> PROBLEM DESCRIPTION: Work out the number of lines containing "domain". Answer with nothing but that number.

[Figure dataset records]
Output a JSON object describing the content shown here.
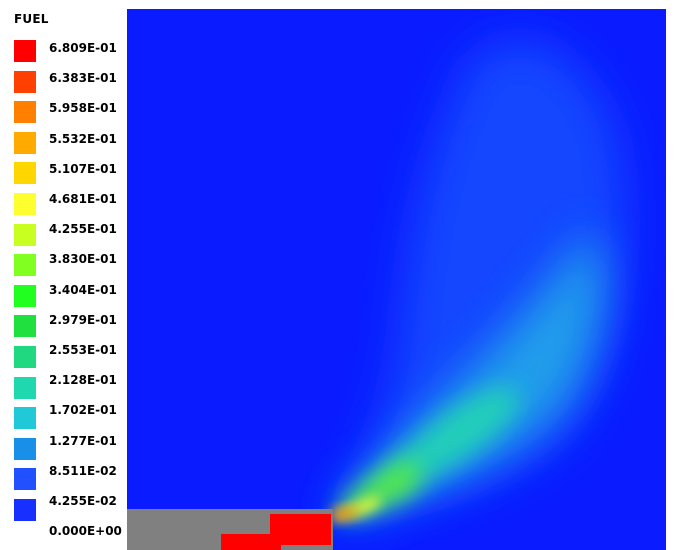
{
  "chart_data": {
    "type": "heatmap",
    "variable": "FUEL",
    "colorbar": {
      "labels": [
        "6.809E-01",
        "6.383E-01",
        "5.958E-01",
        "5.532E-01",
        "5.107E-01",
        "4.681E-01",
        "4.255E-01",
        "3.830E-01",
        "3.404E-01",
        "2.979E-01",
        "2.553E-01",
        "2.128E-01",
        "1.702E-01",
        "1.277E-01",
        "8.511E-02",
        "4.255E-02",
        "0.000E+00"
      ],
      "values": [
        0.6809,
        0.6383,
        0.5958,
        0.5532,
        0.5107,
        0.4681,
        0.4255,
        0.383,
        0.3404,
        0.2979,
        0.2553,
        0.2128,
        0.1702,
        0.1277,
        0.08511,
        0.04255,
        0.0
      ],
      "colors": [
        "#ff0000",
        "#ff4000",
        "#ff8000",
        "#ffaa00",
        "#ffd600",
        "#ffff30",
        "#c8ff20",
        "#80ff20",
        "#20ff20",
        "#20e040",
        "#20d880",
        "#20d8b0",
        "#20c8d8",
        "#1890e8",
        "#2050ff",
        "#1830ff",
        "#0010ff"
      ]
    },
    "background_color": "#0a1cff",
    "solid_color": "#808080",
    "inlet_color": "#ff0000"
  }
}
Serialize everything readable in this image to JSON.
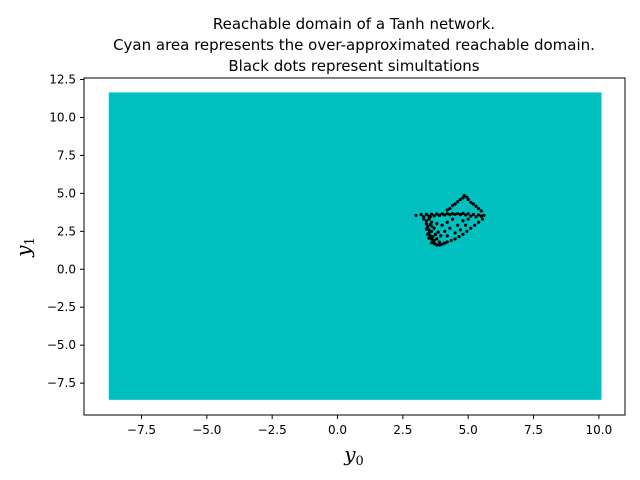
{
  "chart_data": {
    "type": "scatter",
    "title_lines": [
      "Reachable domain of a Tanh network.",
      "Cyan area represents the over-approximated reachable domain.",
      "Black dots represent simultations"
    ],
    "xlabel": {
      "base": "y",
      "sub": "0"
    },
    "ylabel": {
      "base": "y",
      "sub": "1"
    },
    "xlim": [
      -9.7,
      11.0
    ],
    "ylim": [
      -9.6,
      12.6
    ],
    "xticks": [
      -7.5,
      -5.0,
      -2.5,
      0.0,
      2.5,
      5.0,
      7.5,
      10.0
    ],
    "xtick_labels": [
      "−7.5",
      "−5.0",
      "−2.5",
      "0.0",
      "2.5",
      "5.0",
      "7.5",
      "10.0"
    ],
    "yticks": [
      -7.5,
      -5.0,
      -2.5,
      0.0,
      2.5,
      5.0,
      7.5,
      10.0,
      12.5
    ],
    "ytick_labels": [
      "−7.5",
      "−5.0",
      "−2.5",
      "0.0",
      "2.5",
      "5.0",
      "7.5",
      "10.0",
      "12.5"
    ],
    "grid": false,
    "reachable_box": {
      "x0": -8.75,
      "x1": 10.1,
      "y0": -8.6,
      "y1": 11.65,
      "color": "#00bfbf"
    },
    "simulation_color": "#000000",
    "simulations": [
      [
        3.0,
        3.55
      ],
      [
        3.2,
        3.6
      ],
      [
        3.4,
        3.62
      ],
      [
        3.6,
        3.63
      ],
      [
        3.8,
        3.64
      ],
      [
        4.0,
        3.65
      ],
      [
        4.2,
        3.66
      ],
      [
        4.4,
        3.66
      ],
      [
        4.6,
        3.67
      ],
      [
        4.8,
        3.68
      ],
      [
        5.0,
        3.66
      ],
      [
        5.2,
        3.62
      ],
      [
        5.4,
        3.58
      ],
      [
        5.6,
        3.55
      ],
      [
        3.3,
        3.45
      ],
      [
        3.5,
        3.5
      ],
      [
        3.7,
        3.52
      ],
      [
        3.9,
        3.55
      ],
      [
        4.1,
        3.58
      ],
      [
        4.3,
        3.6
      ],
      [
        4.5,
        3.62
      ],
      [
        4.7,
        3.6
      ],
      [
        4.9,
        3.58
      ],
      [
        5.1,
        3.5
      ],
      [
        5.3,
        3.45
      ],
      [
        5.5,
        3.5
      ],
      [
        3.4,
        3.2
      ],
      [
        3.4,
        3.0
      ],
      [
        3.45,
        2.8
      ],
      [
        3.5,
        2.6
      ],
      [
        3.5,
        2.4
      ],
      [
        3.55,
        2.2
      ],
      [
        3.6,
        2.0
      ],
      [
        3.65,
        1.85
      ],
      [
        3.7,
        1.7
      ],
      [
        3.8,
        1.6
      ],
      [
        3.9,
        1.6
      ],
      [
        4.0,
        1.65
      ],
      [
        4.1,
        1.72
      ],
      [
        4.2,
        1.8
      ],
      [
        4.35,
        1.9
      ],
      [
        4.5,
        2.0
      ],
      [
        4.65,
        2.15
      ],
      [
        4.8,
        2.3
      ],
      [
        4.95,
        2.5
      ],
      [
        5.1,
        2.7
      ],
      [
        5.25,
        2.9
      ],
      [
        5.4,
        3.1
      ],
      [
        5.55,
        3.3
      ],
      [
        3.5,
        3.3
      ],
      [
        3.6,
        3.1
      ],
      [
        3.55,
        2.95
      ],
      [
        3.7,
        2.7
      ],
      [
        3.6,
        2.5
      ],
      [
        3.75,
        2.3
      ],
      [
        3.65,
        2.15
      ],
      [
        3.8,
        2.0
      ],
      [
        3.7,
        1.9
      ],
      [
        3.9,
        1.8
      ],
      [
        3.6,
        1.75
      ],
      [
        3.75,
        1.65
      ],
      [
        3.5,
        2.05
      ],
      [
        3.45,
        2.3
      ],
      [
        3.85,
        2.45
      ],
      [
        3.95,
        2.2
      ],
      [
        3.6,
        2.85
      ],
      [
        3.4,
        2.65
      ],
      [
        3.55,
        3.45
      ],
      [
        3.3,
        3.3
      ],
      [
        3.8,
        3.0
      ],
      [
        4.0,
        2.9
      ],
      [
        4.2,
        3.1
      ],
      [
        4.4,
        3.3
      ],
      [
        4.1,
        2.5
      ],
      [
        4.3,
        2.7
      ],
      [
        4.6,
        2.9
      ],
      [
        4.8,
        3.2
      ],
      [
        5.0,
        3.3
      ],
      [
        4.5,
        2.4
      ],
      [
        4.7,
        2.6
      ],
      [
        4.2,
        2.2
      ],
      [
        4.9,
        2.9
      ],
      [
        4.3,
        4.0
      ],
      [
        4.5,
        4.3
      ],
      [
        4.7,
        4.6
      ],
      [
        4.85,
        4.85
      ],
      [
        5.0,
        4.6
      ],
      [
        5.2,
        4.3
      ],
      [
        5.4,
        4.0
      ],
      [
        4.4,
        4.2
      ],
      [
        4.6,
        4.45
      ],
      [
        5.1,
        4.4
      ],
      [
        5.3,
        4.15
      ],
      [
        4.8,
        4.7
      ],
      [
        4.95,
        4.75
      ],
      [
        4.2,
        3.9
      ],
      [
        5.5,
        3.85
      ]
    ]
  }
}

> EXERCISE SOLUTION: 2